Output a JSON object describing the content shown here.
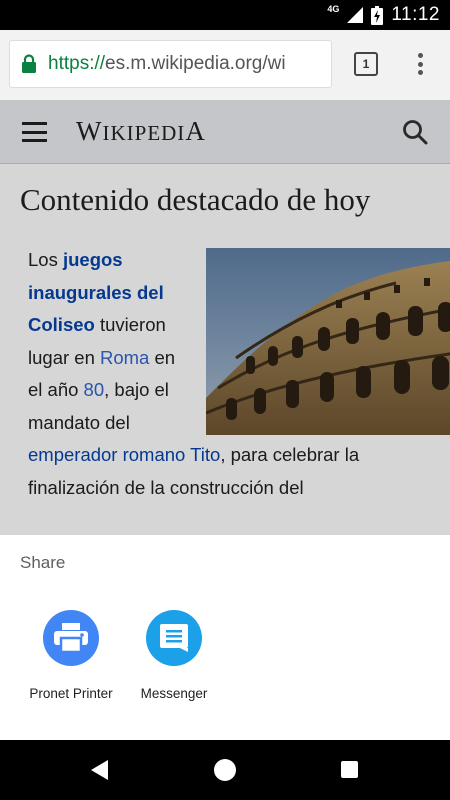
{
  "status_bar": {
    "network": "4G",
    "time": "11:12"
  },
  "browser": {
    "url_scheme": "https://",
    "url_rest": "es.m.wikipedia.org/wi",
    "tab_count": "1",
    "icons": {
      "lock": "lock-icon",
      "menu": "more-vert-icon"
    }
  },
  "wiki": {
    "logo": "Wikipedia",
    "page_title": "Contenido destacado de hoy",
    "article": {
      "t1": "Los ",
      "link1": "juegos inaugurales del Coliseo",
      "t2": " tuvieron lugar en ",
      "link2": "Roma",
      "t3": " en el año ",
      "link3": "80",
      "t4": ", bajo el mandato del ",
      "link4": "emperador romano",
      "t5": " ",
      "link5": "Tito",
      "t6": ", para celebrar la finalización de la construcción del"
    },
    "colors": {
      "link": "#3366cc",
      "link_visited": "#0645ad",
      "header_bg": "#eaecf0"
    }
  },
  "share_sheet": {
    "title": "Share",
    "apps": [
      {
        "label": "Pronet Printer",
        "icon": "printer-icon",
        "color": "#4285f4"
      },
      {
        "label": "Messenger",
        "icon": "message-icon",
        "color": "#1ca0e8"
      }
    ]
  },
  "nav_bar": {
    "icons": [
      "back-icon",
      "home-icon",
      "recents-icon"
    ]
  }
}
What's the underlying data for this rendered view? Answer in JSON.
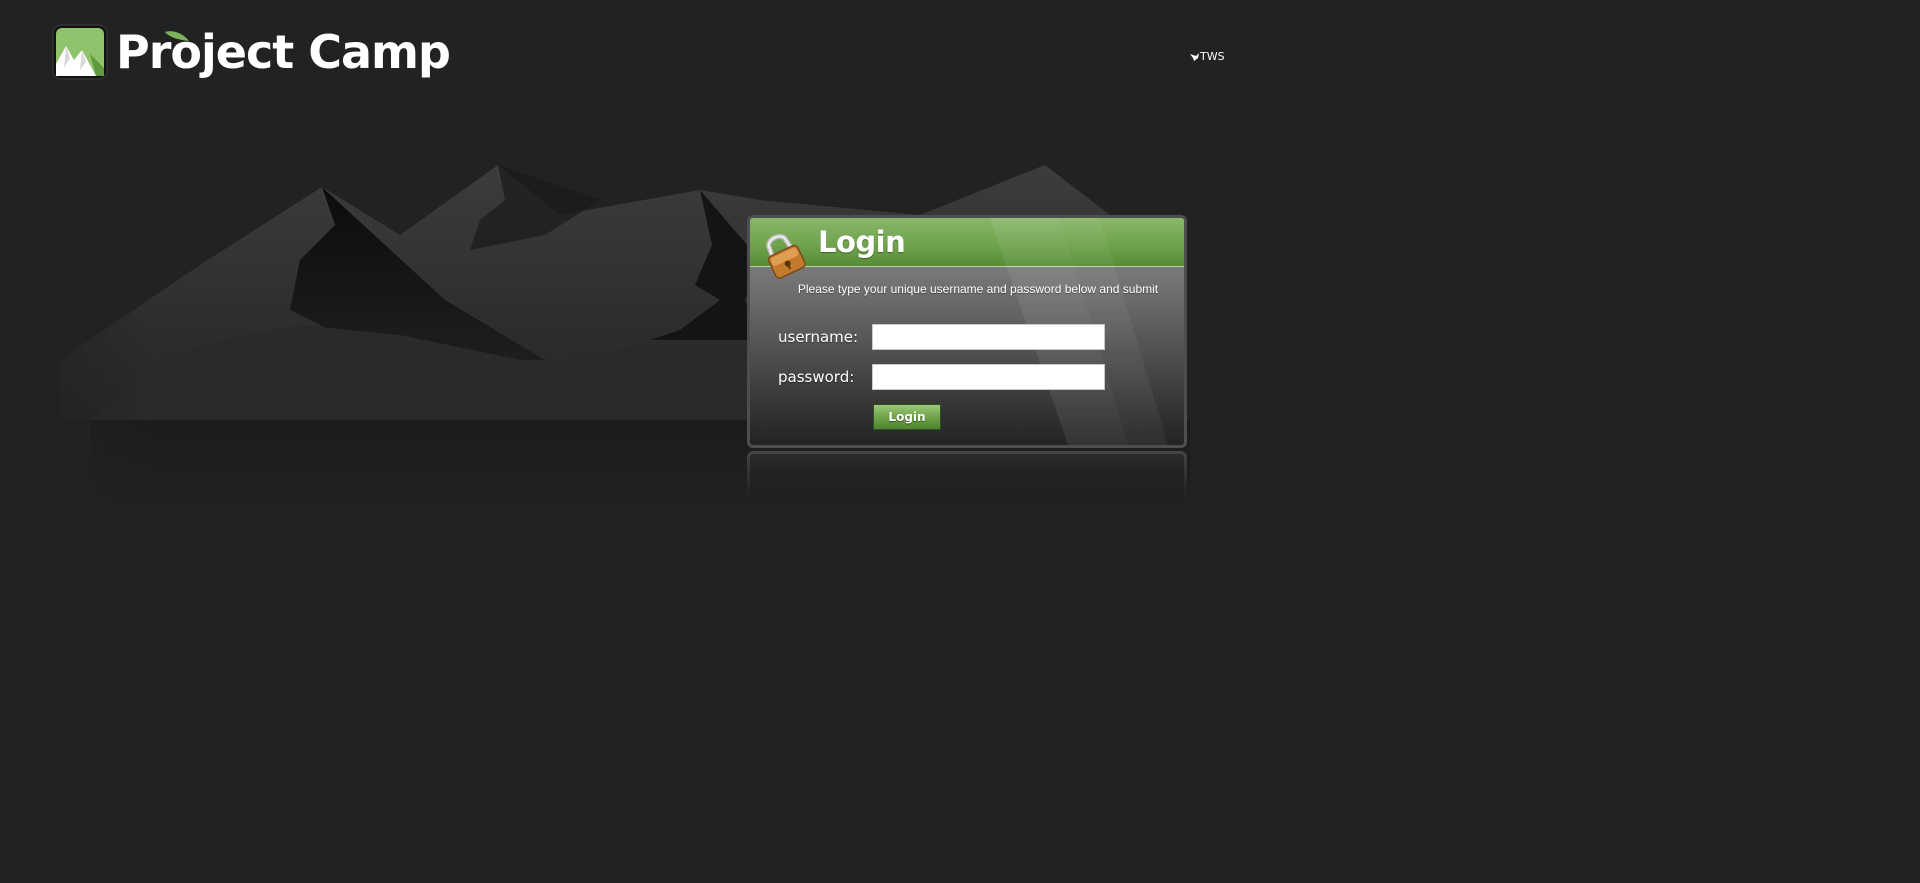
{
  "brand": {
    "name": "Project Camp",
    "logo_icon": "mountain-logo-icon",
    "accent_color": "#7cb35a"
  },
  "tws": {
    "text": "TWS",
    "icon": "tws-bird-icon"
  },
  "login": {
    "title": "Login",
    "lock_icon": "padlock-icon",
    "instructions": "Please type your unique username and password below and submit",
    "username_label": "username:",
    "password_label": "password:",
    "username_value": "",
    "password_value": "",
    "submit_label": "Login"
  }
}
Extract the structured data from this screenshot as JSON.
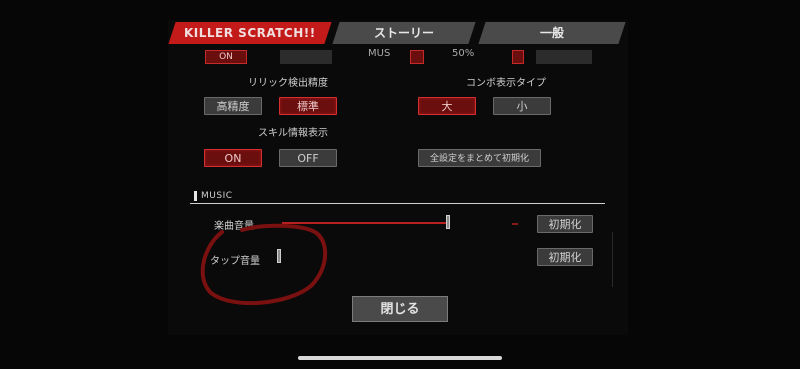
{
  "tabs": [
    {
      "label": "KILLER SCRATCH!!"
    },
    {
      "label": "ストーリー"
    },
    {
      "label": "一般"
    }
  ],
  "top_row": {
    "btn1_label": "ON",
    "text1": "MUS",
    "text2": "50%"
  },
  "rhythm_section": {
    "label": "リリック検出精度",
    "options": [
      "高精度",
      "標準"
    ],
    "selected": "標準"
  },
  "combo_section": {
    "label": "コンボ表示タイプ",
    "options": [
      "大",
      "小"
    ],
    "selected": "大"
  },
  "skill_section": {
    "label": "スキル情報表示",
    "options": [
      "ON",
      "OFF"
    ],
    "selected": "ON"
  },
  "reset_all_label": "全設定をまとめて初期化",
  "music_section": {
    "title": "MUSIC",
    "song_volume_label": "楽曲音量",
    "song_volume_level": 1.0,
    "tap_volume_label": "タップ音量",
    "tap_volume_level": 0.0,
    "reset_label": "初期化"
  },
  "close_label": "閉じる",
  "colors": {
    "accent_red": "#c31a1a",
    "annotation": "#7a1010"
  }
}
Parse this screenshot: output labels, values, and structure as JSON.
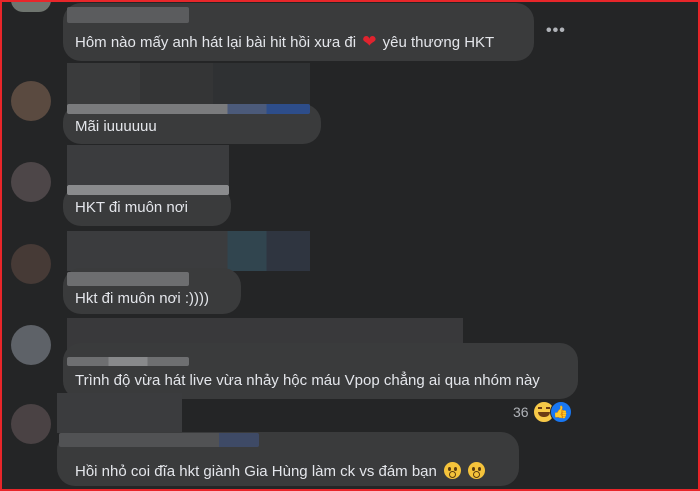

(Written request) Quote every entry exactly, with the pictures omitted.

(Task answer)
Output a JSON object describing the content shown here.
{
  "status_bar": {
    "network": "4G",
    "time": "11:12"
  },
  "browser": {
    "url_scheme": "https://",
    "url_rest": "es.m.wikipedia.org/wi",
    "tab_count": "1",
    "icons": {
      "lock": "lock-icon",
      "menu": "more-vert-icon"
    }
  },
  "wiki": {
    "logo": "Wikipedia",
    "page_title": "Contenido destacado de hoy",
    "article": {
      "t1": "Los ",
      "link1": "juegos inaugurales del Coliseo",
      "t2": " tuvieron lugar en ",
      "link2": "Roma",
      "t3": " en el año ",
      "link3": "80",
      "t4": ", bajo el mandato del ",
      "link4": "emperador romano",
      "t5": " ",
      "link5": "Tito",
      "t6": ", para celebrar la finalización de la construcción del"
    },
    "colors": {
      "link": "#3366cc",
      "link_visited": "#0645ad",
      "header_bg": "#eaecf0"
    }
  },
  "share_sheet": {
    "title": "Share",
    "apps": [
      {
        "label": "Pronet Printer",
        "icon": "printer-icon",
        "color": "#4285f4"
      },
      {
        "label": "Messenger",
        "icon": "message-icon",
        "color": "#1ca0e8"
      }
    ]
  },
  "nav_bar": {
    "icons": [
      "back-icon",
      "home-icon",
      "recents-icon"
    ]
  }
}
What's the underlying data for this rendered view? Answer in JSON.
{
  "brand": {
    "name": "Project Camp",
    "logo_icon": "mountain-logo-icon",
    "accent_color": "#7cb35a"
  },
  "tws": {
    "text": "TWS",
    "icon": "tws-bird-icon"
  },
  "login": {
    "title": "Login",
    "lock_icon": "padlock-icon",
    "instructions": "Please type your unique username and password below and submit",
    "username_label": "username:",
    "password_label": "password:",
    "username_value": "",
    "password_value": "",
    "submit_label": "Login"
  }
}
Extract the structured data from this screenshot as JSON.
{
  "tabs": [
    {
      "label": "KILLER SCRATCH!!"
    },
    {
      "label": "ストーリー"
    },
    {
      "label": "一般"
    }
  ],
  "top_row": {
    "btn1_label": "ON",
    "text1": "MUS",
    "text2": "50%"
  },
  "rhythm_section": {
    "label": "リリック検出精度",
    "options": [
      "高精度",
      "標準"
    ],
    "selected": "標準"
  },
  "combo_section": {
    "label": "コンボ表示タイプ",
    "options": [
      "大",
      "小"
    ],
    "selected": "大"
  },
  "skill_section": {
    "label": "スキル情報表示",
    "options": [
      "ON",
      "OFF"
    ],
    "selected": "ON"
  },
  "reset_all_label": "全設定をまとめて初期化",
  "music_section": {
    "title": "MUSIC",
    "song_volume_label": "楽曲音量",
    "song_volume_level": 1.0,
    "tap_volume_label": "タップ音量",
    "tap_volume_level": 0.0,
    "reset_label": "初期化"
  },
  "close_label": "閉じる",
  "colors": {
    "accent_red": "#c31a1a",
    "annotation": "#7a1010"
  }
}
Parse this screenshot: output labels, values, and structure as JSON.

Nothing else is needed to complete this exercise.